## [GIVEN INSTRUCTION]
Say only how many lines contain the word "text".

## [INPUT FOR THIS TASK]
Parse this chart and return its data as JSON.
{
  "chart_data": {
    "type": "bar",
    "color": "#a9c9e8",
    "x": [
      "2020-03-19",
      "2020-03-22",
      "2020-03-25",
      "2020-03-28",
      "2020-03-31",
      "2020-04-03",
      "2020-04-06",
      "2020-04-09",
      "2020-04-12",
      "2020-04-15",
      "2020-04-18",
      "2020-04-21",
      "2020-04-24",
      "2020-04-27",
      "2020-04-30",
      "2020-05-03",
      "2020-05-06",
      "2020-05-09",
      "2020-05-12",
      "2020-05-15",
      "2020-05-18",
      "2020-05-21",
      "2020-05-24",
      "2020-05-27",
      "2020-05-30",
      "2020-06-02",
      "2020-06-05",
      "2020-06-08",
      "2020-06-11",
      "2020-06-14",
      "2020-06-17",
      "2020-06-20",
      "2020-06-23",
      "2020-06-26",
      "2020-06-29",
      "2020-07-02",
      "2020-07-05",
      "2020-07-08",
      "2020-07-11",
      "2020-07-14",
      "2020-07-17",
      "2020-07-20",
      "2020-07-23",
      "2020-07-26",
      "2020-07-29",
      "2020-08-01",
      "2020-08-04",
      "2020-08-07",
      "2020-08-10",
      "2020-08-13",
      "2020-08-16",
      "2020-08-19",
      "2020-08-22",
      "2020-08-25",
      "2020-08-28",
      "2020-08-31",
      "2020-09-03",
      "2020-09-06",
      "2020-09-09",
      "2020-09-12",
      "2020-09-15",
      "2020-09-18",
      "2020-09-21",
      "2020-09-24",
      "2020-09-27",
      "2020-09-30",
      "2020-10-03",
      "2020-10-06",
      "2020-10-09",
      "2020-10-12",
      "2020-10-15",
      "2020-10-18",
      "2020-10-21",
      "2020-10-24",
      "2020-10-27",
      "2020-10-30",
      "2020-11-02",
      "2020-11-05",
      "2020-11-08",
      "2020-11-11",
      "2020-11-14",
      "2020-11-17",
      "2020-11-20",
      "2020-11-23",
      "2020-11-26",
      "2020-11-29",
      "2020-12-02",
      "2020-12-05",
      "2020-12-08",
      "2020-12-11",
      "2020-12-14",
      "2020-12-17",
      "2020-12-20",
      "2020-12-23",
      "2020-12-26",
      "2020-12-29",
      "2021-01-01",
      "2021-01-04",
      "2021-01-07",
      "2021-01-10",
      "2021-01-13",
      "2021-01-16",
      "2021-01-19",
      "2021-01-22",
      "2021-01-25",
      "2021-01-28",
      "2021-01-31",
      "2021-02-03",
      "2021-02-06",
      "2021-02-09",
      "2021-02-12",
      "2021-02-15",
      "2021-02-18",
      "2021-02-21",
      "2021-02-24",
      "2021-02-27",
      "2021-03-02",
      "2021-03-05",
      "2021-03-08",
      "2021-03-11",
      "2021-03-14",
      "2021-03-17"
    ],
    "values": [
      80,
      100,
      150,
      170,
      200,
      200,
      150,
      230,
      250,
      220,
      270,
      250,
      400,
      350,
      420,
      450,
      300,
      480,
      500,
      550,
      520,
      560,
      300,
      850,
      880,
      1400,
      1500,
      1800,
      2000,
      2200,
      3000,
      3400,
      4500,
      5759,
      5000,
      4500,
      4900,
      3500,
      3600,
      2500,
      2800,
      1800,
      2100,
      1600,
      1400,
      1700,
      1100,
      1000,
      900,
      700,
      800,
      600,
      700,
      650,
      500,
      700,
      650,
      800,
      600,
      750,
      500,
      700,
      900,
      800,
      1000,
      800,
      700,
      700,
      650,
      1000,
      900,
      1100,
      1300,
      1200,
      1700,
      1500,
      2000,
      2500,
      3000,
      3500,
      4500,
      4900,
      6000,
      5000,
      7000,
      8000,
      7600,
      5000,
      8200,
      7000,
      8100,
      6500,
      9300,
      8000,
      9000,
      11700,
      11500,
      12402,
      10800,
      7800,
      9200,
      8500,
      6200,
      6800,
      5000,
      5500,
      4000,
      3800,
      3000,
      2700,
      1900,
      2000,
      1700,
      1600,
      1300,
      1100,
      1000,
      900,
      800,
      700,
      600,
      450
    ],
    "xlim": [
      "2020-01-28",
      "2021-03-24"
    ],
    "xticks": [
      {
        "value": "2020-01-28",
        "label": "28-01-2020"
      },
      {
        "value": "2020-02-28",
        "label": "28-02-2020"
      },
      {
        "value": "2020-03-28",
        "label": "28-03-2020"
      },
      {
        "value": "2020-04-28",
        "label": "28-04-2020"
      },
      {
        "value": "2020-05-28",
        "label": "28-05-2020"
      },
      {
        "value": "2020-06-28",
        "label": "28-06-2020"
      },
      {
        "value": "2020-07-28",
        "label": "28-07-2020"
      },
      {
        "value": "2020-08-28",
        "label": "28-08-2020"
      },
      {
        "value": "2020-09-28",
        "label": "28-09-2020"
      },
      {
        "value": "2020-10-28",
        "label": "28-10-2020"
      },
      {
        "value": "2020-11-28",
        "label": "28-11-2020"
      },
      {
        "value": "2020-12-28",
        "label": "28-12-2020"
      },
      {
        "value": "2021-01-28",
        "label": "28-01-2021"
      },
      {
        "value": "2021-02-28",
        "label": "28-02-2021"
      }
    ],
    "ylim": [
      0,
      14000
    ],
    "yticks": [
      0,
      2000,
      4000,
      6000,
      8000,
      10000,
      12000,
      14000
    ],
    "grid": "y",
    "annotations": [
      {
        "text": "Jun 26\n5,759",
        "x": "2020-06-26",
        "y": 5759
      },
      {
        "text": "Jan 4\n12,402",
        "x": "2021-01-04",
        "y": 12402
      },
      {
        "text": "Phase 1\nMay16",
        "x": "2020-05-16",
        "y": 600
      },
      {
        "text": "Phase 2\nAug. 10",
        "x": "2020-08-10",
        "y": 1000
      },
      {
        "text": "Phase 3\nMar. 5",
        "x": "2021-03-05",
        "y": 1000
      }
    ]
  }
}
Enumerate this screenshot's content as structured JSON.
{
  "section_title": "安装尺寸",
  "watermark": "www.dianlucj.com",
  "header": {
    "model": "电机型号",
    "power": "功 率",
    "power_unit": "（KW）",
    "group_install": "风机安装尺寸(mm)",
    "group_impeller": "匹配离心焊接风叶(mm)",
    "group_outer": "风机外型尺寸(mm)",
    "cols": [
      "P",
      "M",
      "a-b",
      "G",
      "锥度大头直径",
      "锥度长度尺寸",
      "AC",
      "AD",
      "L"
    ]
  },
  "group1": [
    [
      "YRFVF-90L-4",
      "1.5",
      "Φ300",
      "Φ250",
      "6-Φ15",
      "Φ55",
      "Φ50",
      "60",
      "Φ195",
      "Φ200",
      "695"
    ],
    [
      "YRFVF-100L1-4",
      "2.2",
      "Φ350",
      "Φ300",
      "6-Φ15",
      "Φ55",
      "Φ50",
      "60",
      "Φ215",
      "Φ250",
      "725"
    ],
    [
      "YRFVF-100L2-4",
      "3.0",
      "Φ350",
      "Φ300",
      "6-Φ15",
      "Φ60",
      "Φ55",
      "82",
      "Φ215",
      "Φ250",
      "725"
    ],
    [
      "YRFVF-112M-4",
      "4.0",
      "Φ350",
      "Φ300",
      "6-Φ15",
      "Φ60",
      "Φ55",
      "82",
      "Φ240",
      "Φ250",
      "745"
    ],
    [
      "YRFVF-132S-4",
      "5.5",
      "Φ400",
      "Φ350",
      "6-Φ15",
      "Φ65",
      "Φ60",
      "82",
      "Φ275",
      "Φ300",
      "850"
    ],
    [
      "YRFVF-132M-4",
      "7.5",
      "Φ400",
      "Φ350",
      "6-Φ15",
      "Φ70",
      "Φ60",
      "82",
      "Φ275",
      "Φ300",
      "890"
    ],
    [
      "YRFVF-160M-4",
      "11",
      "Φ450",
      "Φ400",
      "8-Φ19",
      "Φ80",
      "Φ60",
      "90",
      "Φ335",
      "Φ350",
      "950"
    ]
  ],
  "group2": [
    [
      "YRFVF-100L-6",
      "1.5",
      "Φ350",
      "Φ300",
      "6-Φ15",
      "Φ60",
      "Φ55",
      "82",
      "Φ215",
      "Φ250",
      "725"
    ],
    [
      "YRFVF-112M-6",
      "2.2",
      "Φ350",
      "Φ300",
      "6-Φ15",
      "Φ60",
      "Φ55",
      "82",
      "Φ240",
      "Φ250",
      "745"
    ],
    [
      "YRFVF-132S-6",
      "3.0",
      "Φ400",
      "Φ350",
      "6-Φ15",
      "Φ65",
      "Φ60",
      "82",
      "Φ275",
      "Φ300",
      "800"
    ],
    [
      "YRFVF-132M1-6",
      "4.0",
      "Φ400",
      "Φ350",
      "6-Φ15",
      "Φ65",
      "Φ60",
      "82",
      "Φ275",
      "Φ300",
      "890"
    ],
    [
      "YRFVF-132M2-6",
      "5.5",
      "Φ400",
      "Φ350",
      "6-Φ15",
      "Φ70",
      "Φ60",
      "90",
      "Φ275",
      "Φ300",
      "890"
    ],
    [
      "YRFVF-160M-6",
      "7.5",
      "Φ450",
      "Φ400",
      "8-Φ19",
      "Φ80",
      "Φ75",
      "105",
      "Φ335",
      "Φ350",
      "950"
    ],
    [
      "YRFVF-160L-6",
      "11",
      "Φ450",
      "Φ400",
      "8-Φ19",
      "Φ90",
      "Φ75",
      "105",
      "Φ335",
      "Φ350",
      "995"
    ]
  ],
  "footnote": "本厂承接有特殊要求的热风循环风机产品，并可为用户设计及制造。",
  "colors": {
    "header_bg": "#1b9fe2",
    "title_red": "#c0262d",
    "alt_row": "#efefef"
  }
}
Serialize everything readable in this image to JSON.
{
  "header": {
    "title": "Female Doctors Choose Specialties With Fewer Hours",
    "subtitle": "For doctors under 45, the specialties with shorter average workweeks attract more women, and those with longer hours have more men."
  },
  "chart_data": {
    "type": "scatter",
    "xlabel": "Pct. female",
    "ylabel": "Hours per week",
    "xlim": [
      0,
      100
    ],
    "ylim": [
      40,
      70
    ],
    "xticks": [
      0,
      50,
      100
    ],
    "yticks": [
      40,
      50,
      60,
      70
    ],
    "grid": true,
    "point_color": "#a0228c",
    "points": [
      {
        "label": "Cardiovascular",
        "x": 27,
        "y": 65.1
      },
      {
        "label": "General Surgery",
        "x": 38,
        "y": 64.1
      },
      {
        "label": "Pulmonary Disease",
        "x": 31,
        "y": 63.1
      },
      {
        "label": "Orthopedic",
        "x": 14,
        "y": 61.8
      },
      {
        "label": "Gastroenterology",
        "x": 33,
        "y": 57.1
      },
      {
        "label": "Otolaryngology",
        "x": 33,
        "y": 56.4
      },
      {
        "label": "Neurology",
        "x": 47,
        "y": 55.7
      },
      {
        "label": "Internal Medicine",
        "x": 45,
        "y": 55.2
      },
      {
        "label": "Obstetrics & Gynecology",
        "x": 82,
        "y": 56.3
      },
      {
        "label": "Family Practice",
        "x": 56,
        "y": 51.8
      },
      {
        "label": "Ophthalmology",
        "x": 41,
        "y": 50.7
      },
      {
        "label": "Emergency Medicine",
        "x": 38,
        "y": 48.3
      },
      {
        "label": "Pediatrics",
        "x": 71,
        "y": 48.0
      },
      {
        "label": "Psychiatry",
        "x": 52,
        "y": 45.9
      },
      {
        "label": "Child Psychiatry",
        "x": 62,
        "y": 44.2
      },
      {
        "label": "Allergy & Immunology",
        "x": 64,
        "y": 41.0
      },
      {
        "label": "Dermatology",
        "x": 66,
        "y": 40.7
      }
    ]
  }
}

## [ANSWER FOR THIS EXERCISE]
5